> Short problem
Write the data out again exactly, with no pictures.

## begin Material for this task

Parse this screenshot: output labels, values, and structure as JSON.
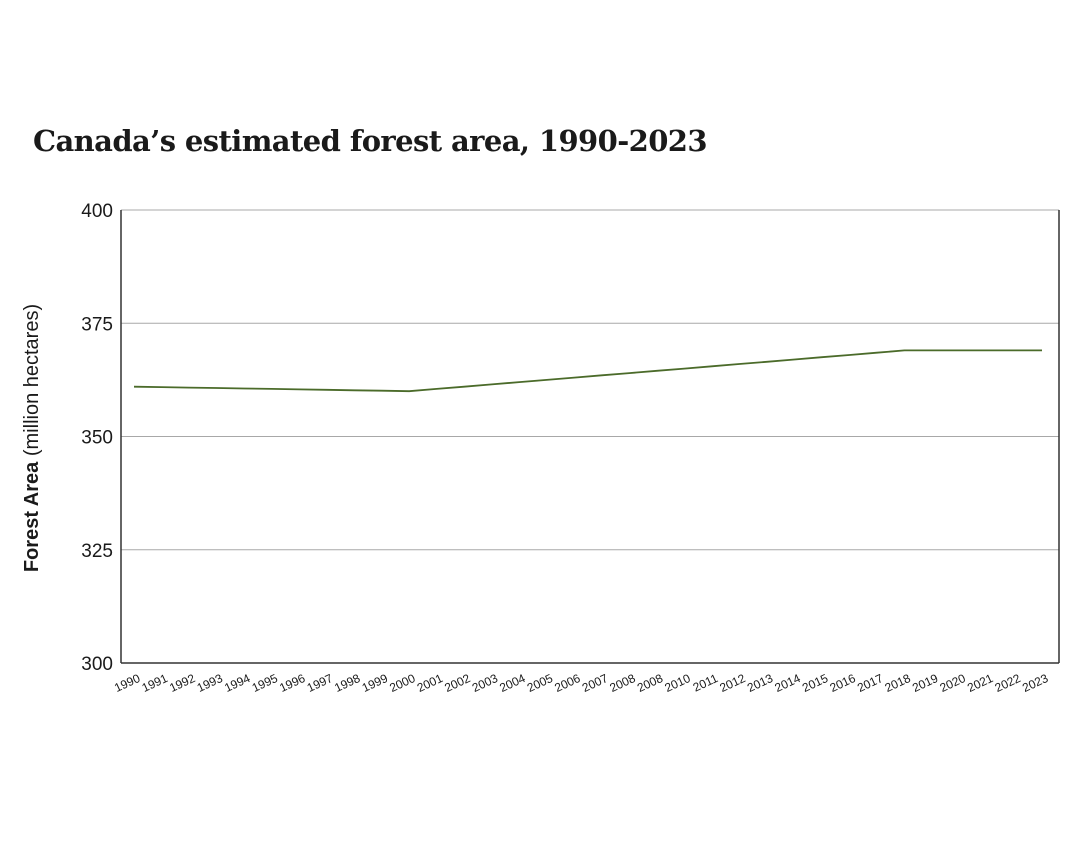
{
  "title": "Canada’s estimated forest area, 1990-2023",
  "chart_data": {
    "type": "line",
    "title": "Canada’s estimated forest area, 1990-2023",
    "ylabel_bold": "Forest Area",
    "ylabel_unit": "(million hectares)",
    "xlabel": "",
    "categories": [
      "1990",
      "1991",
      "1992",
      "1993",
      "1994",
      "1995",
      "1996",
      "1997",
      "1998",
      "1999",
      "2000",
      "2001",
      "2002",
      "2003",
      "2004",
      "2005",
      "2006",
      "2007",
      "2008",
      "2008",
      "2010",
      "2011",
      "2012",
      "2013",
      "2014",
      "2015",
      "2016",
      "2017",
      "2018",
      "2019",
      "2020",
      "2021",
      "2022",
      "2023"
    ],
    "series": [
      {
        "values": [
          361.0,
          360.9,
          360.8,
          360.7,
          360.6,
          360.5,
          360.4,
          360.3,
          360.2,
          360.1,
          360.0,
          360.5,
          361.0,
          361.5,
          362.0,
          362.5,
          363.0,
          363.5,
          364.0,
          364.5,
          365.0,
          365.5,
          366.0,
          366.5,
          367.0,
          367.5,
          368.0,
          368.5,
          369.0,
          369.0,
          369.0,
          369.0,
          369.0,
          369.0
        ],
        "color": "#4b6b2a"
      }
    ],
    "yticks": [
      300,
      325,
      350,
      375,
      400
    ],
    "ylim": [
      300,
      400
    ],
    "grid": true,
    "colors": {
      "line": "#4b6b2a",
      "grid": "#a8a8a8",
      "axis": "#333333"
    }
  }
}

## end Material for this task

> Problem solution
Parse this screenshot: output labels, values, and structure as JSON.
{
  "title": "Canada’s estimated forest area, 1990-2023",
  "chart_data": {
    "type": "line",
    "title": "Canada’s estimated forest area, 1990-2023",
    "ylabel_bold": "Forest Area",
    "ylabel_unit": "(million hectares)",
    "xlabel": "",
    "categories": [
      "1990",
      "1991",
      "1992",
      "1993",
      "1994",
      "1995",
      "1996",
      "1997",
      "1998",
      "1999",
      "2000",
      "2001",
      "2002",
      "2003",
      "2004",
      "2005",
      "2006",
      "2007",
      "2008",
      "2008",
      "2010",
      "2011",
      "2012",
      "2013",
      "2014",
      "2015",
      "2016",
      "2017",
      "2018",
      "2019",
      "2020",
      "2021",
      "2022",
      "2023"
    ],
    "series": [
      {
        "values": [
          361.0,
          360.9,
          360.8,
          360.7,
          360.6,
          360.5,
          360.4,
          360.3,
          360.2,
          360.1,
          360.0,
          360.5,
          361.0,
          361.5,
          362.0,
          362.5,
          363.0,
          363.5,
          364.0,
          364.5,
          365.0,
          365.5,
          366.0,
          366.5,
          367.0,
          367.5,
          368.0,
          368.5,
          369.0,
          369.0,
          369.0,
          369.0,
          369.0,
          369.0
        ],
        "color": "#4b6b2a"
      }
    ],
    "yticks": [
      300,
      325,
      350,
      375,
      400
    ],
    "ylim": [
      300,
      400
    ],
    "grid": true,
    "colors": {
      "line": "#4b6b2a",
      "grid": "#a8a8a8",
      "axis": "#333333"
    }
  }
}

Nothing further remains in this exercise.